▶ [Your instructions]:
Copy every line of the data in which the word "محمد" occurs.

Dataset items

---

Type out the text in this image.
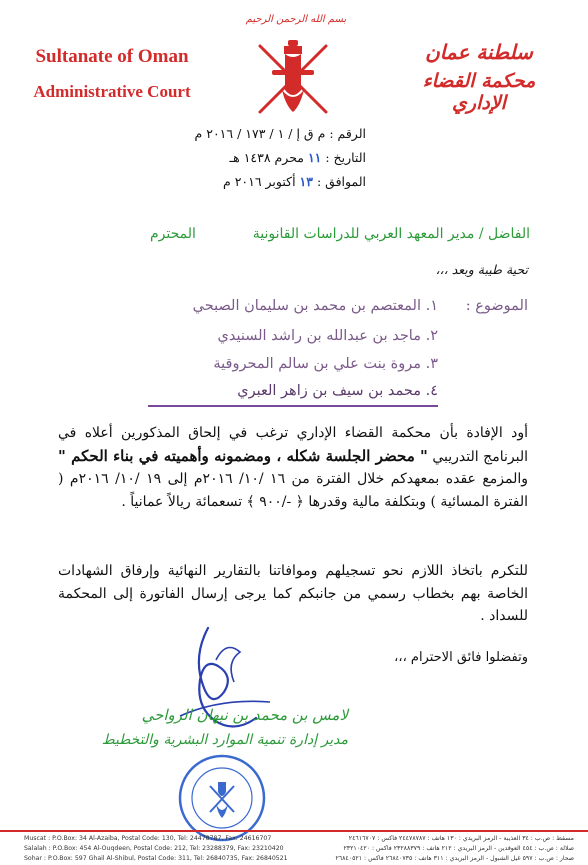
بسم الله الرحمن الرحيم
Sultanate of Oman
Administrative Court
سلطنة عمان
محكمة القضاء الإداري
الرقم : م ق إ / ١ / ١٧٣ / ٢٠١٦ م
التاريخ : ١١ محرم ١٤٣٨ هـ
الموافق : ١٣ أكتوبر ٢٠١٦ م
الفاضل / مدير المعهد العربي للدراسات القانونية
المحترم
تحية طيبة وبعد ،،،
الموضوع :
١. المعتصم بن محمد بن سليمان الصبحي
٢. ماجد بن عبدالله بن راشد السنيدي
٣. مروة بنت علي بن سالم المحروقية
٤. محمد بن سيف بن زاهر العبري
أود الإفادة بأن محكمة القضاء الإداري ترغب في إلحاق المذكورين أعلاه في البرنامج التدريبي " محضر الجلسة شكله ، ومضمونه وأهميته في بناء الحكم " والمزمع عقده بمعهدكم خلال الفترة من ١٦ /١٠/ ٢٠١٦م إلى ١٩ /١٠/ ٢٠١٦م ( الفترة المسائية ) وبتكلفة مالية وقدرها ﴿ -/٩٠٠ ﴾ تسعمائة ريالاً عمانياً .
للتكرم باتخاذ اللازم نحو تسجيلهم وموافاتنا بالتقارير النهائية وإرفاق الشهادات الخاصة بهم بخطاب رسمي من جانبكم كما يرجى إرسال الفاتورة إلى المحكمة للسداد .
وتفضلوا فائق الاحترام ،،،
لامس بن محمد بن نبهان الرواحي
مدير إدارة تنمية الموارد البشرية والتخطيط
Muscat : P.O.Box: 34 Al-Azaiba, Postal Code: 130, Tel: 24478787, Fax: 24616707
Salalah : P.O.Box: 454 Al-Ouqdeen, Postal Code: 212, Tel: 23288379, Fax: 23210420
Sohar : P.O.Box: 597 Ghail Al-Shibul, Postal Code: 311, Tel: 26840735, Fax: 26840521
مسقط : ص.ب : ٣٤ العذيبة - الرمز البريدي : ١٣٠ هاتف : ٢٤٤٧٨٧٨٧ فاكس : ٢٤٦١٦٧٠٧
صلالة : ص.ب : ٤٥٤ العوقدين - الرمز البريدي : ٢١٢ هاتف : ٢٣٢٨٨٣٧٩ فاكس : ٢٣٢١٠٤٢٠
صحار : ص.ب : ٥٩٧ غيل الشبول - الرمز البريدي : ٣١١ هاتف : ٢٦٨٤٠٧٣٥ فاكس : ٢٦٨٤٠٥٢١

---

▶ [Exercise answer]:
١. المعتصم بن محمد بن سليمان الصبحي
٤. محمد بن سيف بن زاهر العبري
لامس بن محمد بن نبهان الرواحي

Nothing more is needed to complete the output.